___ Data lines
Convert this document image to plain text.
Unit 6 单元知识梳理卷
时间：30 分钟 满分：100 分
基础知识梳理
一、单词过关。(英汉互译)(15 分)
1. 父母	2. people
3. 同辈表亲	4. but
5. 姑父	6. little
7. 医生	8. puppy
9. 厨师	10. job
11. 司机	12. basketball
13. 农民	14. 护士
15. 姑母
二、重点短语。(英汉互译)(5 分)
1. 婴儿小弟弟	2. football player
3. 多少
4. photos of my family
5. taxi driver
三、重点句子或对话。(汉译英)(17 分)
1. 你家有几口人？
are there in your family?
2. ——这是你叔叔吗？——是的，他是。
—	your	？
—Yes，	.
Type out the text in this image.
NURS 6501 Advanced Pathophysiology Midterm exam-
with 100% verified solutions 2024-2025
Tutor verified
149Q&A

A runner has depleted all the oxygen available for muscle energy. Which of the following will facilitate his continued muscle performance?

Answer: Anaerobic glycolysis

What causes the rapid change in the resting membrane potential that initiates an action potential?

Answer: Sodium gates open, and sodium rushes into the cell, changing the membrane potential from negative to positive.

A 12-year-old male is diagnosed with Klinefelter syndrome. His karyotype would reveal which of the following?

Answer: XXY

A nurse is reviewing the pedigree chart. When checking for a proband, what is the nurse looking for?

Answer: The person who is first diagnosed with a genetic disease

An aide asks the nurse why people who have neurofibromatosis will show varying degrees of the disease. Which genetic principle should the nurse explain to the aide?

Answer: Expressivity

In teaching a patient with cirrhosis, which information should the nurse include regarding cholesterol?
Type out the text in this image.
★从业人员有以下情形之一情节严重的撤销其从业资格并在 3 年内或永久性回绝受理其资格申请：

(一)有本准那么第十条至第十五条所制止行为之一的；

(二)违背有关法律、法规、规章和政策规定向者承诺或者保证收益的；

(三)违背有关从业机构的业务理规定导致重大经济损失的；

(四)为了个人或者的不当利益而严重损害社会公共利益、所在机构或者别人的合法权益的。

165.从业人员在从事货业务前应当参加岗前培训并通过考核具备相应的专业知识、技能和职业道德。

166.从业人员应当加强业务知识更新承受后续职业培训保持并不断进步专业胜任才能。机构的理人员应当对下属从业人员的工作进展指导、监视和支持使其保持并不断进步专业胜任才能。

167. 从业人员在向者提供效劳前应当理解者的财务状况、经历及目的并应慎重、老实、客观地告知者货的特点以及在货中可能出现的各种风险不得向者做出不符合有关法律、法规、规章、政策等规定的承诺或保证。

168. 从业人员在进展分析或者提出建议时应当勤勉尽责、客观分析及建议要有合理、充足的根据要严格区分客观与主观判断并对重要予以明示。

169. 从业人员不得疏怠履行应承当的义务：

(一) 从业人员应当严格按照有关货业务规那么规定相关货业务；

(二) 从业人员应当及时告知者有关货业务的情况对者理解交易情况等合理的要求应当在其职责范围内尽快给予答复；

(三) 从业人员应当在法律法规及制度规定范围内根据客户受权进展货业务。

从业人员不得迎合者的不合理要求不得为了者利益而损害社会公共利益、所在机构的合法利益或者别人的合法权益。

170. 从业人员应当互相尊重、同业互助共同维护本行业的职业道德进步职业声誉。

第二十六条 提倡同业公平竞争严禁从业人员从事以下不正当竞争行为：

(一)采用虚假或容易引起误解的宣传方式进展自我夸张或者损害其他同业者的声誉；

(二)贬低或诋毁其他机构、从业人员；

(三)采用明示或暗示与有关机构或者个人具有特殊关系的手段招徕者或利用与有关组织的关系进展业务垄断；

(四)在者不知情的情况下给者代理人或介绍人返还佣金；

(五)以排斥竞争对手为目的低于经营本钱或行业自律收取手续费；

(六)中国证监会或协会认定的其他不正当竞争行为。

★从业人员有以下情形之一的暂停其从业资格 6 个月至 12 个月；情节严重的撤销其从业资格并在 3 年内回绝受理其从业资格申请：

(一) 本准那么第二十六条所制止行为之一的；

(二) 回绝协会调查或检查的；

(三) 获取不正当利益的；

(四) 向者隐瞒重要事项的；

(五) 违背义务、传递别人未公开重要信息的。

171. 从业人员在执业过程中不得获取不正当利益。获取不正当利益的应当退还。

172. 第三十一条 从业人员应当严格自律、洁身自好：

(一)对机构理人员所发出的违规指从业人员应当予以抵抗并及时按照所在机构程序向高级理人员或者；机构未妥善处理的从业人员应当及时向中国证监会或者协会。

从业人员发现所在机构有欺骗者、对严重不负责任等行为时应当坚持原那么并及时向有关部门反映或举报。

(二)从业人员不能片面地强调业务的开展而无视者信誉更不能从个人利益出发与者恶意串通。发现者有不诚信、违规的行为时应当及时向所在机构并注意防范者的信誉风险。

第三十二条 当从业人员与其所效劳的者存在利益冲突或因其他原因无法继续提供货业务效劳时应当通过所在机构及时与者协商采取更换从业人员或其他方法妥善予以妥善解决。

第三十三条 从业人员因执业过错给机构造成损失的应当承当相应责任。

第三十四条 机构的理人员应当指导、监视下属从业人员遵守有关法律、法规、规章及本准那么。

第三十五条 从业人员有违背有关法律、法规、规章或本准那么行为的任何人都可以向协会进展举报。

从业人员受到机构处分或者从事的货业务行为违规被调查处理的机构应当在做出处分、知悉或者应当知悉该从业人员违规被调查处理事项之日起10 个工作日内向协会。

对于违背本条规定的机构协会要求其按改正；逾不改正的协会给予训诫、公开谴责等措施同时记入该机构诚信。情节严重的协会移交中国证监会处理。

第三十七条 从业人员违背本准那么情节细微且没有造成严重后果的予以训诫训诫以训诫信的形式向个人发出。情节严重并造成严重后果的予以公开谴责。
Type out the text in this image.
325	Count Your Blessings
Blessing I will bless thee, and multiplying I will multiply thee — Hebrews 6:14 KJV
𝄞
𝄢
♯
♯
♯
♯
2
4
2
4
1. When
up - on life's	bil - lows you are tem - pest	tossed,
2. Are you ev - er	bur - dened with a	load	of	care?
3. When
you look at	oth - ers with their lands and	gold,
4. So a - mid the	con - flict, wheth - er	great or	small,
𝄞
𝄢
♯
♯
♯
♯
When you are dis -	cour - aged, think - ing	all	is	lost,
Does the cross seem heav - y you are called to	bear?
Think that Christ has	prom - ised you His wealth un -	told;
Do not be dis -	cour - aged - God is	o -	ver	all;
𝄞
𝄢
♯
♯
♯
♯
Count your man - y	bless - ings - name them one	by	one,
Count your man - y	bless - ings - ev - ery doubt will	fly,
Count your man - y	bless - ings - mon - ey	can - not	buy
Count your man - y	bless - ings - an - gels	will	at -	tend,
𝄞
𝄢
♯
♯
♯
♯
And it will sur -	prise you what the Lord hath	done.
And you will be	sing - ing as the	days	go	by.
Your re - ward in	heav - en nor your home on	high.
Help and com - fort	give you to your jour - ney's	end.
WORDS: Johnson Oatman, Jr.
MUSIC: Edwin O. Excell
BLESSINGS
______
• _Exercise description_
Within the listing above, copy each line that has the string "people".

• _Answer to the problem_
1. 父母	2. people
An aide asks the nurse why people who have neurofibromatosis will show varying degrees of the disease. Which genetic principle should the nurse explain to the aide?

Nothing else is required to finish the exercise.